> **What is needed**
Answer these from the market review below:
1. By how much did the Bloomberg AusBond Composite 0+ Yr Index rise in May?
2. At what level did Australian 10-year government bond yields end the month?
3. Where did the Australian iTraxx Index finish the month?

> **Source**
RBA Hiking Cycle Remains Unchanged Despite Inflation Warning

RBA Hiking Cycle Remains Unchanged Despite Inflation Warning
Emma Lawson, Fixed Interest Strategist – Macroeconomics in the Janus Henderson Australian Fixed Interest team, provides her Australian economic analysis and market outlook.

Market Review

May was a tale of two halves, backed by the fortunes of inflation and central bank expectations. The Australian bond market, as measured by the Bloomberg AusBond Composite 0+ Yr Index, rose 0.39%.

The two-tone month for yields was indicative of the conflicting pressures and uncertainty surrounding the central bank outlook for the rest of the year. The RBA should commence easing in late 2024 with the risks balanced.

Bond markets rallied over the first half of May, giving most of it back through the second. This was due to continued evolution of central bank easing cycle expectations, and inflation outcomes. Australian three-year government bond yields ended the month one basis point (bp) higher at 4.05%, while 10-year government bond yields were 1bp lower at 4.41%. Against the current cash target rate of 4.35%, three-month bank bills ended 6bps lower at 4.35%. Six-month bank bill yields ended 10bps lower at 4.60%.​

The two-tone month for yields was indicative of the conflicting pressures and uncertainty surrounding the central bank outlook for the rest of the year. Australia is caught up in the global trends, and mirrors many of the themes. The G10 central bank easing cycle is underway, with the Riksbank joining the Swiss in easing and the European Central Bank (ECB) making strong comments about a June easing. Early month inflation prints, including in the US, were manageable. This all went well, until a swath of stronger than expected purchasing manager indices (PMIs), pointing to stronger economic growth ahead in the larger economies. This triggered the lift in yields into month end. The push and pull between growth and inflation continues to muddy the outlook for central banks, making a comprehensive easing cycle harder for markets to see in the very near term.​

This too remains the case for Australia. The Reserve Bank of Australia (RBA) kept interest rates unchanged in May, and while they continue to be data dependent, warned on inflation risks. Local economic growth indicators continue to soften but with inflation remaining persistent, the immediate environment is one of waiting and seeing. Consumer sentiment is very weak and raises questions about the ability for households to comprehensively rebound in H2. Meanwhile, current household spending remains moribund. The unemployment rate ticked higher, and the construction sector was weaker than expected. On the positive side, current capital expenditure is solid, and there is a lift in housing finance. The Federal Budget does point to some fiscal easing later in the year, which may be supportive. Overall, the RBA continues to note the difficult balancing act the current economic conditions provide. The bar appears high for further hikes, but they are able to delay easing until late in the year or beyond.​

Global credit markets benefited from benign conditions primarily centred around soft-landing expectations in the US. Issuers took full advantage of the attractive funding environment to front-load primary issuance ahead of the Northern Hemisphere summer break and the peak of the US election cycle later in the year. Domestic primary markets took the same theme, and a range of financial and non-financial corporates issued bonds at attractive yields. The securitisation market was likewise highly active across the bank and non-bank sectors.​

The Australian iTraxx Index ended 9bps tighter at 66bps, while the Australian fixed and floating credit indices returned +0.70% and +0.50% respectively.

> **Given data**
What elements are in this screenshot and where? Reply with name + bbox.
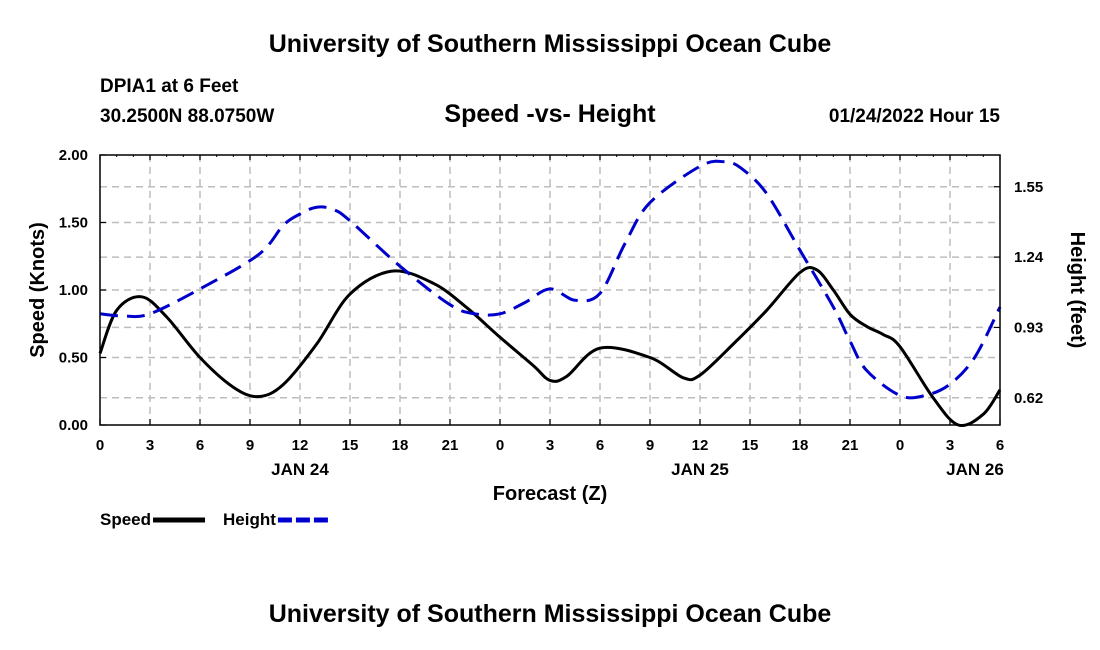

> **Result of this exercise**
1. 0.39%
2. 4.41%, 1bp lower
3. 66bps, 9bps tighter